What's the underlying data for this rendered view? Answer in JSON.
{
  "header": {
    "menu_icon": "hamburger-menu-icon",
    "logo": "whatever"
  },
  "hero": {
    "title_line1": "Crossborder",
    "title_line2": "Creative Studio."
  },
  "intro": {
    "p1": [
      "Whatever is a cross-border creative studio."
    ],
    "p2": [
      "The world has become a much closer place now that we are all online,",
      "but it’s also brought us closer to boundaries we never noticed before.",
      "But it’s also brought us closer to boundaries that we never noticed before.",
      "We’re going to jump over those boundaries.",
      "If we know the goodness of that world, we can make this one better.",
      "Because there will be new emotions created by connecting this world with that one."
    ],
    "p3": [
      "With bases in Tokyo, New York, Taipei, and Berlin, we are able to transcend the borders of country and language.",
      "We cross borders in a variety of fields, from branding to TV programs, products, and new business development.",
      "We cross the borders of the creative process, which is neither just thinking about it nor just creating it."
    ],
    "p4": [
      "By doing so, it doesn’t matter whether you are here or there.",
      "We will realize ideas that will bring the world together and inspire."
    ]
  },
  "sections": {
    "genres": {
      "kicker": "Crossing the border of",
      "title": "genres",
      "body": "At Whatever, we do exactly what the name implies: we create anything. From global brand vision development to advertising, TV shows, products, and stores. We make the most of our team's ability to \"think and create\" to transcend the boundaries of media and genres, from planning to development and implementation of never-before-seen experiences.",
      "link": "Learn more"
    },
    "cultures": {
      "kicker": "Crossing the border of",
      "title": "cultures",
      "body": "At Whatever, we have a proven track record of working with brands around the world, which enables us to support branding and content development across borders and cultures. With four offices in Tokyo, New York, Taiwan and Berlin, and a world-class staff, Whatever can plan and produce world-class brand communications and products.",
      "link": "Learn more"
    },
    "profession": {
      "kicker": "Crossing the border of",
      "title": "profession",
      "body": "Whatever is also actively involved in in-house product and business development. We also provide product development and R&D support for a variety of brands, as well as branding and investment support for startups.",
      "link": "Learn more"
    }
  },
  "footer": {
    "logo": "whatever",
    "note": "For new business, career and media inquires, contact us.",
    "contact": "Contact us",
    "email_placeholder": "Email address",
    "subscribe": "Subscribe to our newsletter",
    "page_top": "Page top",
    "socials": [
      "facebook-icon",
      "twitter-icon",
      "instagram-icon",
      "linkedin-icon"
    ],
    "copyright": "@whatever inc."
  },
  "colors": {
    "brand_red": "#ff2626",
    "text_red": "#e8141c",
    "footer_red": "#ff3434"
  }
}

◆ **Short exercise**: Each entry above is to be printed again exactly.

◆ **Reply to the exercise**:
What's the underlying data for this rendered view? Answer in JSON.
{
  "header": {
    "menu_icon": "hamburger-menu-icon",
    "logo": "whatever"
  },
  "hero": {
    "title_line1": "Crossborder",
    "title_line2": "Creative Studio."
  },
  "intro": {
    "p1": [
      "Whatever is a cross-border creative studio."
    ],
    "p2": [
      "The world has become a much closer place now that we are all online,",
      "but it’s also brought us closer to boundaries we never noticed before.",
      "But it’s also brought us closer to boundaries that we never noticed before.",
      "We’re going to jump over those boundaries.",
      "If we know the goodness of that world, we can make this one better.",
      "Because there will be new emotions created by connecting this world with that one."
    ],
    "p3": [
      "With bases in Tokyo, New York, Taipei, and Berlin, we are able to transcend the borders of country and language.",
      "We cross borders in a variety of fields, from branding to TV programs, products, and new business development.",
      "We cross the borders of the creative process, which is neither just thinking about it nor just creating it."
    ],
    "p4": [
      "By doing so, it doesn’t matter whether you are here or there.",
      "We will realize ideas that will bring the world together and inspire."
    ]
  },
  "sections": {
    "genres": {
      "kicker": "Crossing the border of",
      "title": "genres",
      "body": "At Whatever, we do exactly what the name implies: we create anything. From global brand vision development to advertising, TV shows, products, and stores. We make the most of our team's ability to \"think and create\" to transcend the boundaries of media and genres, from planning to development and implementation of never-before-seen experiences.",
      "link": "Learn more"
    },
    "cultures": {
      "kicker": "Crossing the border of",
      "title": "cultures",
      "body": "At Whatever, we have a proven track record of working with brands around the world, which enables us to support branding and content development across borders and cultures. With four offices in Tokyo, New York, Taiwan and Berlin, and a world-class staff, Whatever can plan and produce world-class brand communications and products.",
      "link": "Learn more"
    },
    "profession": {
      "kicker": "Crossing the border of",
      "title": "profession",
      "body": "Whatever is also actively involved in in-house product and business development. We also provide product development and R&D support for a variety of brands, as well as branding and investment support for startups.",
      "link": "Learn more"
    }
  },
  "footer": {
    "logo": "whatever",
    "note": "For new business, career and media inquires, contact us.",
    "contact": "Contact us",
    "email_placeholder": "Email address",
    "subscribe": "Subscribe to our newsletter",
    "page_top": "Page top",
    "socials": [
      "facebook-icon",
      "twitter-icon",
      "instagram-icon",
      "linkedin-icon"
    ],
    "copyright": "@whatever inc."
  },
  "colors": {
    "brand_red": "#ff2626",
    "text_red": "#e8141c",
    "footer_red": "#ff3434"
  }
}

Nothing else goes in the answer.